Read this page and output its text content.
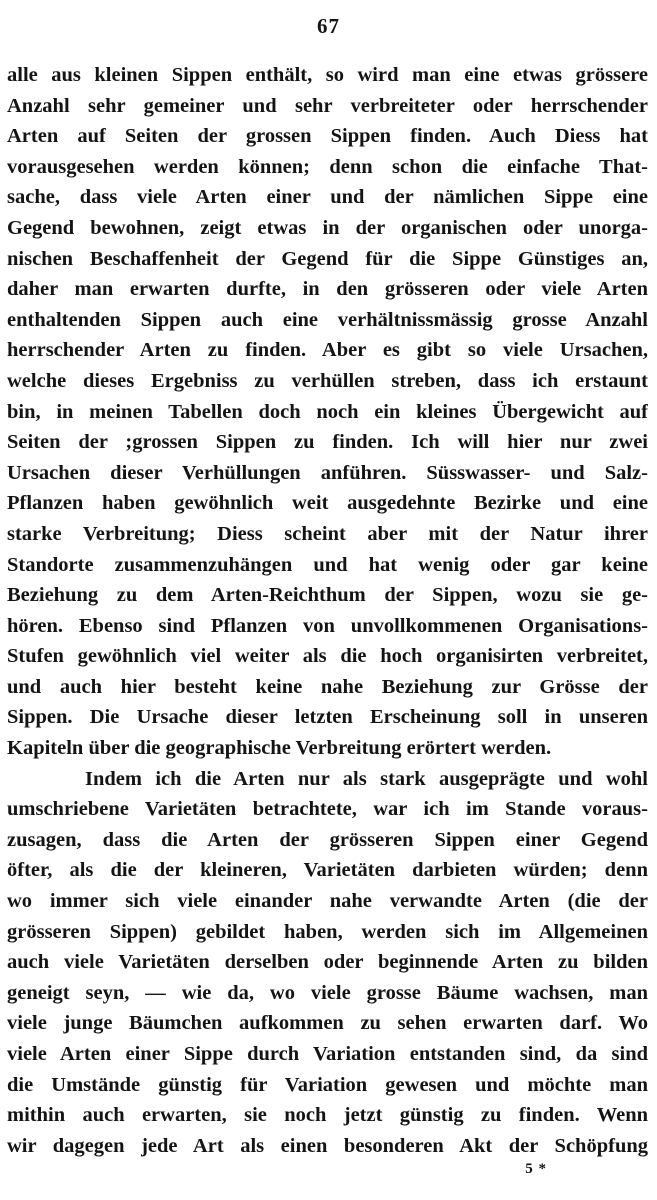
67
alle aus kleinen Sippen enthält, so wird man eine etwas grössere
Anzahl sehr gemeiner und sehr verbreiteter oder herrschender
Arten auf Seiten der grossen Sippen finden. Auch Diess hat
vorausgesehen werden können; denn schon die einfache That-
sache, dass viele Arten einer und der nämlichen Sippe eine
Gegend bewohnen, zeigt etwas in der organischen oder unorga-
nischen Beschaffenheit der Gegend für die Sippe Günstiges an,
daher man erwarten durfte, in den grösseren oder viele Arten
enthaltenden Sippen auch eine verhältnissmässig grosse Anzahl
herrschender Arten zu finden. Aber es gibt so viele Ursachen,
welche dieses Ergebniss zu verhüllen streben, dass ich erstaunt
bin, in meinen Tabellen doch noch ein kleines Übergewicht auf
Seiten der ;grossen Sippen zu finden. Ich will hier nur zwei
Ursachen dieser Verhüllungen anführen. Süsswasser- und Salz-
Pflanzen haben gewöhnlich weit ausgedehnte Bezirke und eine
starke Verbreitung; Diess scheint aber mit der Natur ihrer
Standorte zusammenzuhängen und hat wenig oder gar keine
Beziehung zu dem Arten-Reichthum der Sippen, wozu sie ge-
hören. Ebenso sind Pflanzen von unvollkommenen Organisations-
Stufen gewöhnlich viel weiter als die hoch organisirten verbreitet,
und auch hier besteht keine nahe Beziehung zur Grösse der
Sippen. Die Ursache dieser letzten Erscheinung soll in unseren
Kapiteln über die geographische Verbreitung erörtert werden.
Indem ich die Arten nur als stark ausgeprägte und wohl
umschriebene Varietäten betrachtete, war ich im Stande voraus-
zusagen, dass die Arten der grösseren Sippen einer Gegend
öfter, als die der kleineren, Varietäten darbieten würden; denn
wo immer sich viele einander nahe verwandte Arten (die der
grösseren Sippen) gebildet haben, werden sich im Allgemeinen
auch viele Varietäten derselben oder beginnende Arten zu bilden
geneigt seyn, — wie da, wo viele grosse Bäume wachsen, man
viele junge Bäumchen aufkommen zu sehen erwarten darf. Wo
viele Arten einer Sippe durch Variation entstanden sind, da sind
die Umstände günstig für Variation gewesen und möchte man
mithin auch erwarten, sie noch jetzt günstig zu finden. Wenn
wir dagegen jede Art als einen besonderen Akt der Schöpfung
5 *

==========

Task description
Each record must be quoted in full and exactly. Do not include the pictures.

In response
Read this page and output its text content.
67
alle aus kleinen Sippen enthält, so wird man eine etwas grössere
Anzahl sehr gemeiner und sehr verbreiteter oder herrschender
Arten auf Seiten der grossen Sippen finden. Auch Diess hat
vorausgesehen werden können; denn schon die einfache That-
sache, dass viele Arten einer und der nämlichen Sippe eine
Gegend bewohnen, zeigt etwas in der organischen oder unorga-
nischen Beschaffenheit der Gegend für die Sippe Günstiges an,
daher man erwarten durfte, in den grösseren oder viele Arten
enthaltenden Sippen auch eine verhältnissmässig grosse Anzahl
herrschender Arten zu finden. Aber es gibt so viele Ursachen,
welche dieses Ergebniss zu verhüllen streben, dass ich erstaunt
bin, in meinen Tabellen doch noch ein kleines Übergewicht auf
Seiten der ;grossen Sippen zu finden. Ich will hier nur zwei
Ursachen dieser Verhüllungen anführen. Süsswasser- und Salz-
Pflanzen haben gewöhnlich weit ausgedehnte Bezirke und eine
starke Verbreitung; Diess scheint aber mit der Natur ihrer
Standorte zusammenzuhängen und hat wenig oder gar keine
Beziehung zu dem Arten-Reichthum der Sippen, wozu sie ge-
hören. Ebenso sind Pflanzen von unvollkommenen Organisations-
Stufen gewöhnlich viel weiter als die hoch organisirten verbreitet,
und auch hier besteht keine nahe Beziehung zur Grösse der
Sippen. Die Ursache dieser letzten Erscheinung soll in unseren
Kapiteln über die geographische Verbreitung erörtert werden.
Indem ich die Arten nur als stark ausgeprägte und wohl
umschriebene Varietäten betrachtete, war ich im Stande voraus-
zusagen, dass die Arten der grösseren Sippen einer Gegend
öfter, als die der kleineren, Varietäten darbieten würden; denn
wo immer sich viele einander nahe verwandte Arten (die der
grösseren Sippen) gebildet haben, werden sich im Allgemeinen
auch viele Varietäten derselben oder beginnende Arten zu bilden
geneigt seyn, — wie da, wo viele grosse Bäume wachsen, man
viele junge Bäumchen aufkommen zu sehen erwarten darf. Wo
viele Arten einer Sippe durch Variation entstanden sind, da sind
die Umstände günstig für Variation gewesen und möchte man
mithin auch erwarten, sie noch jetzt günstig zu finden. Wenn
wir dagegen jede Art als einen besonderen Akt der Schöpfung
5 *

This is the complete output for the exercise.